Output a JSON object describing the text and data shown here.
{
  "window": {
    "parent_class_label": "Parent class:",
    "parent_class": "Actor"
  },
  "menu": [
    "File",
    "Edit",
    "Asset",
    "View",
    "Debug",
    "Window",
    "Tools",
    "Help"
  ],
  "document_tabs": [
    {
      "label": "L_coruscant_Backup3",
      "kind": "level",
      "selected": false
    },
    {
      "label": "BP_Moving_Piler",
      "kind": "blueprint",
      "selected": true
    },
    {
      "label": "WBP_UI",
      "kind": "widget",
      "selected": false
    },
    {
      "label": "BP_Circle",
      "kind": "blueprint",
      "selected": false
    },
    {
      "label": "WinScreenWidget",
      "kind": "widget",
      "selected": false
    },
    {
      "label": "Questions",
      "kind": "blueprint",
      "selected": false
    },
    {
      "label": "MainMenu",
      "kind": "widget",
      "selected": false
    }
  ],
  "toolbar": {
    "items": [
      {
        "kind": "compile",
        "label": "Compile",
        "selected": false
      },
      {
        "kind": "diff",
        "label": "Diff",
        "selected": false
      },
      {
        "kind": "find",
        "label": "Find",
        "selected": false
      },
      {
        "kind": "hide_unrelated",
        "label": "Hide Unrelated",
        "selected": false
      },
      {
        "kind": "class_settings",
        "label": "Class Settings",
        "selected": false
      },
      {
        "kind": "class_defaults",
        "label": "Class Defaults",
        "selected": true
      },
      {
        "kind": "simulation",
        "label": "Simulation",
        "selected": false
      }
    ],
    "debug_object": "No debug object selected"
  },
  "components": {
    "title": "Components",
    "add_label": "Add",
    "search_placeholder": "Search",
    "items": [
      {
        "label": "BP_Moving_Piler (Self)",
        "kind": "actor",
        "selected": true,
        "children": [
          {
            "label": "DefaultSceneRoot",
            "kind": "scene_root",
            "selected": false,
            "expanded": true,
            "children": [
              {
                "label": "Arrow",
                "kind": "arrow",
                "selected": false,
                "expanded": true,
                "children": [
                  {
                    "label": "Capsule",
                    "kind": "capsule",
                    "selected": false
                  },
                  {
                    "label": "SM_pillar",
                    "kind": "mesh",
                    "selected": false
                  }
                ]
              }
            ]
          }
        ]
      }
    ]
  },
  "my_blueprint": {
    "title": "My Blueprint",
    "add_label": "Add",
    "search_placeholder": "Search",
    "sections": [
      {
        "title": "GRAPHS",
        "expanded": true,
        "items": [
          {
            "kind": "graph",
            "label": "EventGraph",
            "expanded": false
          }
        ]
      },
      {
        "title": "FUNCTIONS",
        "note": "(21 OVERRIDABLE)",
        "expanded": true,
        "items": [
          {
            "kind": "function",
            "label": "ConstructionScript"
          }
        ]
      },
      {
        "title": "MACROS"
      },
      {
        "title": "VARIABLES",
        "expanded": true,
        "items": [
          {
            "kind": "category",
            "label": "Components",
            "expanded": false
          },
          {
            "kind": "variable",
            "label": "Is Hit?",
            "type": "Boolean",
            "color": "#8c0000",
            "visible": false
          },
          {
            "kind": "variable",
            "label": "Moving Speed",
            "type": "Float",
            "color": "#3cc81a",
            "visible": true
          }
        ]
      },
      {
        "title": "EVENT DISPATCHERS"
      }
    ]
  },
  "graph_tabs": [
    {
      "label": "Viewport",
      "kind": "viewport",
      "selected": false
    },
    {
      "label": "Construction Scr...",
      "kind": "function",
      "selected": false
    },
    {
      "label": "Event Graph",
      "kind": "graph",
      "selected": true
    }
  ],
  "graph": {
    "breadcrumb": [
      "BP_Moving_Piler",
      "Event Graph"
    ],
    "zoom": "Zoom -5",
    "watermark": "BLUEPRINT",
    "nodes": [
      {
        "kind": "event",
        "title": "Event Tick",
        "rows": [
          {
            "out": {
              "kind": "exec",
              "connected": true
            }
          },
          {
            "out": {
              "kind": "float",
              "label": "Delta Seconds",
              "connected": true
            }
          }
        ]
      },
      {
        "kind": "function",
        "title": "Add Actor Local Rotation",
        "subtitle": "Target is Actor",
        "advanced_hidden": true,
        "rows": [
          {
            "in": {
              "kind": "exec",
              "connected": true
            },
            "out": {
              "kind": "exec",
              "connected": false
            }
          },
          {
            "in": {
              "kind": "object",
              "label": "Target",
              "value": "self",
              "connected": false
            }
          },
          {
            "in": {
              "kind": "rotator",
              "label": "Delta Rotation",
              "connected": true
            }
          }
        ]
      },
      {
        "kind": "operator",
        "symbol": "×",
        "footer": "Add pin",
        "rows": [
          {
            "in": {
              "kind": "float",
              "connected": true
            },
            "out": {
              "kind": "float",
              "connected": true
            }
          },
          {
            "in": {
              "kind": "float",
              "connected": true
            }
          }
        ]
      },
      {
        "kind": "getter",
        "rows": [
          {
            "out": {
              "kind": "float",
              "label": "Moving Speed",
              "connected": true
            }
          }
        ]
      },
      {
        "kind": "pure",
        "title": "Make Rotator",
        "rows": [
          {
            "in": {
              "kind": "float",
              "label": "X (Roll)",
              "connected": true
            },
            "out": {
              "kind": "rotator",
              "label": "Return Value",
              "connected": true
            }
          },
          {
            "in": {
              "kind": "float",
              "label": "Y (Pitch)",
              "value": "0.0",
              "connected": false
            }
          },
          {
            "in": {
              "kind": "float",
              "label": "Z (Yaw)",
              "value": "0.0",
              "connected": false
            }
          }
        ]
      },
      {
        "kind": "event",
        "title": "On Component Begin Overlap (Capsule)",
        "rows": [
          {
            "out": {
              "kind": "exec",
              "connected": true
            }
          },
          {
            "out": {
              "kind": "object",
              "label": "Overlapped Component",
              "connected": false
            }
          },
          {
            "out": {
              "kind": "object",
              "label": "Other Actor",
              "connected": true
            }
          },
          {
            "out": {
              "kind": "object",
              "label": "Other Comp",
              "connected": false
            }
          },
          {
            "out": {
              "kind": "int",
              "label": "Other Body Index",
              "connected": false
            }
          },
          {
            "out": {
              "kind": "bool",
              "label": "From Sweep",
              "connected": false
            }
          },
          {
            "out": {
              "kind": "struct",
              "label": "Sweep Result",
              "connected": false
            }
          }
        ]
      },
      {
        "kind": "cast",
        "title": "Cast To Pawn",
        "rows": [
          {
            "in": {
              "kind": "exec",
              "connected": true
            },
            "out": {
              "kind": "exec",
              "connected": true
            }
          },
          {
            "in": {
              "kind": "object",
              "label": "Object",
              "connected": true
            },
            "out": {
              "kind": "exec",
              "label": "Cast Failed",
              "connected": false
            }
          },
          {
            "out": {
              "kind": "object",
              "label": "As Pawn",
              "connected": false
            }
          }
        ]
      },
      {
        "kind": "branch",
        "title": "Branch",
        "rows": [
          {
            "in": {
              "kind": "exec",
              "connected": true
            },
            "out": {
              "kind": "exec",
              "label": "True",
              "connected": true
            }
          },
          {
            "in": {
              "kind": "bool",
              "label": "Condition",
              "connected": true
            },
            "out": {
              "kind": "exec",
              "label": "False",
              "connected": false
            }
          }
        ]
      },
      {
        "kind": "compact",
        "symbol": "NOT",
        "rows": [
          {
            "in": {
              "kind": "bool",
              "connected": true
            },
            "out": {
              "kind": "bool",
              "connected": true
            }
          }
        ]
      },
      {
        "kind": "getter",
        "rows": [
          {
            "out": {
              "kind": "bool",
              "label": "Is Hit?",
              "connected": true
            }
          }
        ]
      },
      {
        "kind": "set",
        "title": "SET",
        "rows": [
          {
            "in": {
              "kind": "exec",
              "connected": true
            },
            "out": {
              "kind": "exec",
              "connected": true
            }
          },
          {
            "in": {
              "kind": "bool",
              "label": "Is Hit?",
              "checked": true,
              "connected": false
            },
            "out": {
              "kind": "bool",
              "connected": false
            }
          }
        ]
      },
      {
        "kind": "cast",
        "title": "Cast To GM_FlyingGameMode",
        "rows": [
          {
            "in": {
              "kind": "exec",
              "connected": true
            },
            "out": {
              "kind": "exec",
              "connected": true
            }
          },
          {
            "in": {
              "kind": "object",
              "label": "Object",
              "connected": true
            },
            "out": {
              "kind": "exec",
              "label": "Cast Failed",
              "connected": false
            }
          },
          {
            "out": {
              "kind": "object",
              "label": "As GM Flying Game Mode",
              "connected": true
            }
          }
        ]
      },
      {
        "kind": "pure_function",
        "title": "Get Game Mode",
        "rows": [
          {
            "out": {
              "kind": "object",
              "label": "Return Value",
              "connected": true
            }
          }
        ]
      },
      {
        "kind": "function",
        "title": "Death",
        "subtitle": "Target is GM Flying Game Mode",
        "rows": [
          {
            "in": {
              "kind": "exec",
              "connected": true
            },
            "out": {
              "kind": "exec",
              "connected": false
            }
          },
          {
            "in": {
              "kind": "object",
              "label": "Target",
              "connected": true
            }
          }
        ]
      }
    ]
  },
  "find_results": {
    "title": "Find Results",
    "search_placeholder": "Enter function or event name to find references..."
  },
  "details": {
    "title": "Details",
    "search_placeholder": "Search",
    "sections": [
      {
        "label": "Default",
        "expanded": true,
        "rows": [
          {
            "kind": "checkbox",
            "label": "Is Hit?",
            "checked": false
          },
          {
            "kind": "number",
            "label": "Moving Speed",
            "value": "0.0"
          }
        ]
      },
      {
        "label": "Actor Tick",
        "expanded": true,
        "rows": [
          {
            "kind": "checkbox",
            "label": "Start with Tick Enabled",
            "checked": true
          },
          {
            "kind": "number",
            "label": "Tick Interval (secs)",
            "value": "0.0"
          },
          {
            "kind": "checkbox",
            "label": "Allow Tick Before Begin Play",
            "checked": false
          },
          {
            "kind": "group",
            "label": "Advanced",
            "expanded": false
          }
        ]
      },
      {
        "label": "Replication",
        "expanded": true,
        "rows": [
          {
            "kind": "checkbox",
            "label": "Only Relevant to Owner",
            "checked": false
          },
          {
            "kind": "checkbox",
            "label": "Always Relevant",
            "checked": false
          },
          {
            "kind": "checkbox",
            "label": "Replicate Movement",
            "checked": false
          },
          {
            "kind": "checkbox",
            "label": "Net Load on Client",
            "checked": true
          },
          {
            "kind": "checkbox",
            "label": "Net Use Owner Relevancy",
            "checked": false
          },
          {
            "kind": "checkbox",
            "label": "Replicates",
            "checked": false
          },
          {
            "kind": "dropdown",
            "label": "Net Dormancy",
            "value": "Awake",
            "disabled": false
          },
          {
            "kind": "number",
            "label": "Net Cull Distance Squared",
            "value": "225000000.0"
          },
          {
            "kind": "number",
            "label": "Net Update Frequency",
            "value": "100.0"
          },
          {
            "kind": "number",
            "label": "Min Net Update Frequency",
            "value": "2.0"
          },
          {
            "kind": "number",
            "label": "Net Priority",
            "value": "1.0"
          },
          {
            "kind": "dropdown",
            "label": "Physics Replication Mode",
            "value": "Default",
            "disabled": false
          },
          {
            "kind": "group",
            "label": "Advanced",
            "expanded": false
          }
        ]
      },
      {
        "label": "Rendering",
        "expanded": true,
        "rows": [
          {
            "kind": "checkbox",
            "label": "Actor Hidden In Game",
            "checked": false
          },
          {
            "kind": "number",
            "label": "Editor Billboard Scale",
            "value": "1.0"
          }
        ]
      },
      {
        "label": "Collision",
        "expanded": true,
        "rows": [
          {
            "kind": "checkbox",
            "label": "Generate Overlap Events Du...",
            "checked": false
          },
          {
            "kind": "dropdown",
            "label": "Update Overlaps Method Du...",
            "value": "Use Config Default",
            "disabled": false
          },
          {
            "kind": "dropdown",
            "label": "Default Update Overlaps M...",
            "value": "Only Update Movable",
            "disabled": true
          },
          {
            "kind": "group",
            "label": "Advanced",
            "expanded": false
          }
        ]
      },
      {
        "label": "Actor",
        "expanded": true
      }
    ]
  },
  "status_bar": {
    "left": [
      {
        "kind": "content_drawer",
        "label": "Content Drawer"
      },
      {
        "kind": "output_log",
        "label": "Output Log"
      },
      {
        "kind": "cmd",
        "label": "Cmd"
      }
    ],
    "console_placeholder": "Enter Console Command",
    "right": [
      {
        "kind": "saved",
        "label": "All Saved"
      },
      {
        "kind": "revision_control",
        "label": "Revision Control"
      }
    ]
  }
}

Task description:
From the data above, copy each line that holds "Begin".

Solved exercise:
        "title": "On Component Begin Overlap (Capsule)",
            "label": "Allow Tick Before Begin Play",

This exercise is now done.